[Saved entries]
▶
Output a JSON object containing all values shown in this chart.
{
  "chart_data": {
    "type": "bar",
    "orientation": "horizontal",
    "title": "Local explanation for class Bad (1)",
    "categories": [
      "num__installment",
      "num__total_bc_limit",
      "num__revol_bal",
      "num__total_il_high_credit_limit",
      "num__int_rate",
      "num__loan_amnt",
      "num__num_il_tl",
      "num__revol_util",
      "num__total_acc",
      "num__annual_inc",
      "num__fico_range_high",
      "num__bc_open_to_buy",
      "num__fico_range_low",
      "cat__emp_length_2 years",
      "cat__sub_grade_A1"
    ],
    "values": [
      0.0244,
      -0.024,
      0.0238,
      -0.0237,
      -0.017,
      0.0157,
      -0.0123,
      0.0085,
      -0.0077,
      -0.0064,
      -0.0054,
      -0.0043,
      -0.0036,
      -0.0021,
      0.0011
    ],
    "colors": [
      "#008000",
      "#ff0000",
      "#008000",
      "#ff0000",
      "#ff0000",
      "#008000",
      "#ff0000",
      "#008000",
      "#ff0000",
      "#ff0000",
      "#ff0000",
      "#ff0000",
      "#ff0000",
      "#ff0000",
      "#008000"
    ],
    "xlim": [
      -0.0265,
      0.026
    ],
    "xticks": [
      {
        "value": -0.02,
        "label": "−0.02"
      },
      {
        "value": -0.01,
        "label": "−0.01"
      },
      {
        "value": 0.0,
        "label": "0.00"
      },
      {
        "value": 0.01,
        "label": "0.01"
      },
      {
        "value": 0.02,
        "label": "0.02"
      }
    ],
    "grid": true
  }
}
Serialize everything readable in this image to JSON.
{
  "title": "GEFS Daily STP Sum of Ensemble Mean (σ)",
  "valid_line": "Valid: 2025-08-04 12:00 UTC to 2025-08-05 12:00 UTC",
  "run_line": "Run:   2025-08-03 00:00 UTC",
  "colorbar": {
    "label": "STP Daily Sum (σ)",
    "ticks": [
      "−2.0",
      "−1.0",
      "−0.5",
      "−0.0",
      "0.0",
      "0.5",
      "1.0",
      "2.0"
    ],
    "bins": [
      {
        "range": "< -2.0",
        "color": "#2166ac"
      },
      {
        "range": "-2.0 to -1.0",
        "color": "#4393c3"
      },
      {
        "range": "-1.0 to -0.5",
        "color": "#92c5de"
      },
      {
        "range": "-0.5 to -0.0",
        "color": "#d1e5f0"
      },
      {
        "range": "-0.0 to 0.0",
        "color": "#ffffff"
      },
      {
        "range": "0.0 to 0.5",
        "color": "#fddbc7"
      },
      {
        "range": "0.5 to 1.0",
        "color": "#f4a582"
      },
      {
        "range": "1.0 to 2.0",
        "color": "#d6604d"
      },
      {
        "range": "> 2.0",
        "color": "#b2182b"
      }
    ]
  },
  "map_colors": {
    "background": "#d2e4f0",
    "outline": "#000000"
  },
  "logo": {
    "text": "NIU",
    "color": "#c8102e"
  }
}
◀
Stated exercise: Copy out every line of the material above that mentions the word "title".

Response to the exercise:
    "title": "Local explanation for class Bad (1)",
  "title": "GEFS Daily STP Sum of Ensemble Mean (σ)",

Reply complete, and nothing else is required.